• DATA EXCERPTS:
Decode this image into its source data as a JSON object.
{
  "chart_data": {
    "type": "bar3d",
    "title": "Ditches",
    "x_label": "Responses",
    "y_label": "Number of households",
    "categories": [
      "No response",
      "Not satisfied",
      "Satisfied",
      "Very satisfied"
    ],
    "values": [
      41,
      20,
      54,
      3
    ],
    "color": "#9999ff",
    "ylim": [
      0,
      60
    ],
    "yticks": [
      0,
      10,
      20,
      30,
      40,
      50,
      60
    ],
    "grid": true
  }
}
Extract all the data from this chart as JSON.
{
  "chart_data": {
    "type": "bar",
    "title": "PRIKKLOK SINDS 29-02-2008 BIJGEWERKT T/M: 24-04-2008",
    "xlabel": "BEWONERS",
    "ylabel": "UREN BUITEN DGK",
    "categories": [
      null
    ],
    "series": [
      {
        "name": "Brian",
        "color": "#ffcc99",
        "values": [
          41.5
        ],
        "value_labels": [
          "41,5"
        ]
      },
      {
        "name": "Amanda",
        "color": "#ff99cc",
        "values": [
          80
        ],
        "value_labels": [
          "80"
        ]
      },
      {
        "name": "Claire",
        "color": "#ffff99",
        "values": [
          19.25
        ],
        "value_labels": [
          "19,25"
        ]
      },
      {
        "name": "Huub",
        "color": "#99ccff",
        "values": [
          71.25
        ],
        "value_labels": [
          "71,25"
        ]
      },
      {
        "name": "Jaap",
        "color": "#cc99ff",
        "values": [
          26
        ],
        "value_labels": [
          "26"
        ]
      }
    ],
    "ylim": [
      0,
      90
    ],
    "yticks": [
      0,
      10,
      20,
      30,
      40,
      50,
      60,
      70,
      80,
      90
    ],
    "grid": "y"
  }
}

• STATED TASK:
Print the material verbatim, all of it.

• REPLY TO THE TASK:
Decode this image into its source data as a JSON object.
{
  "chart_data": {
    "type": "bar3d",
    "title": "Ditches",
    "x_label": "Responses",
    "y_label": "Number of households",
    "categories": [
      "No response",
      "Not satisfied",
      "Satisfied",
      "Very satisfied"
    ],
    "values": [
      41,
      20,
      54,
      3
    ],
    "color": "#9999ff",
    "ylim": [
      0,
      60
    ],
    "yticks": [
      0,
      10,
      20,
      30,
      40,
      50,
      60
    ],
    "grid": true
  }
}
Extract all the data from this chart as JSON.
{
  "chart_data": {
    "type": "bar",
    "title": "PRIKKLOK SINDS 29-02-2008 BIJGEWERKT T/M: 24-04-2008",
    "xlabel": "BEWONERS",
    "ylabel": "UREN BUITEN DGK",
    "categories": [
      null
    ],
    "series": [
      {
        "name": "Brian",
        "color": "#ffcc99",
        "values": [
          41.5
        ],
        "value_labels": [
          "41,5"
        ]
      },
      {
        "name": "Amanda",
        "color": "#ff99cc",
        "values": [
          80
        ],
        "value_labels": [
          "80"
        ]
      },
      {
        "name": "Claire",
        "color": "#ffff99",
        "values": [
          19.25
        ],
        "value_labels": [
          "19,25"
        ]
      },
      {
        "name": "Huub",
        "color": "#99ccff",
        "values": [
          71.25
        ],
        "value_labels": [
          "71,25"
        ]
      },
      {
        "name": "Jaap",
        "color": "#cc99ff",
        "values": [
          26
        ],
        "value_labels": [
          "26"
        ]
      }
    ],
    "ylim": [
      0,
      90
    ],
    "yticks": [
      0,
      10,
      20,
      30,
      40,
      50,
      60,
      70,
      80,
      90
    ],
    "grid": "y"
  }
}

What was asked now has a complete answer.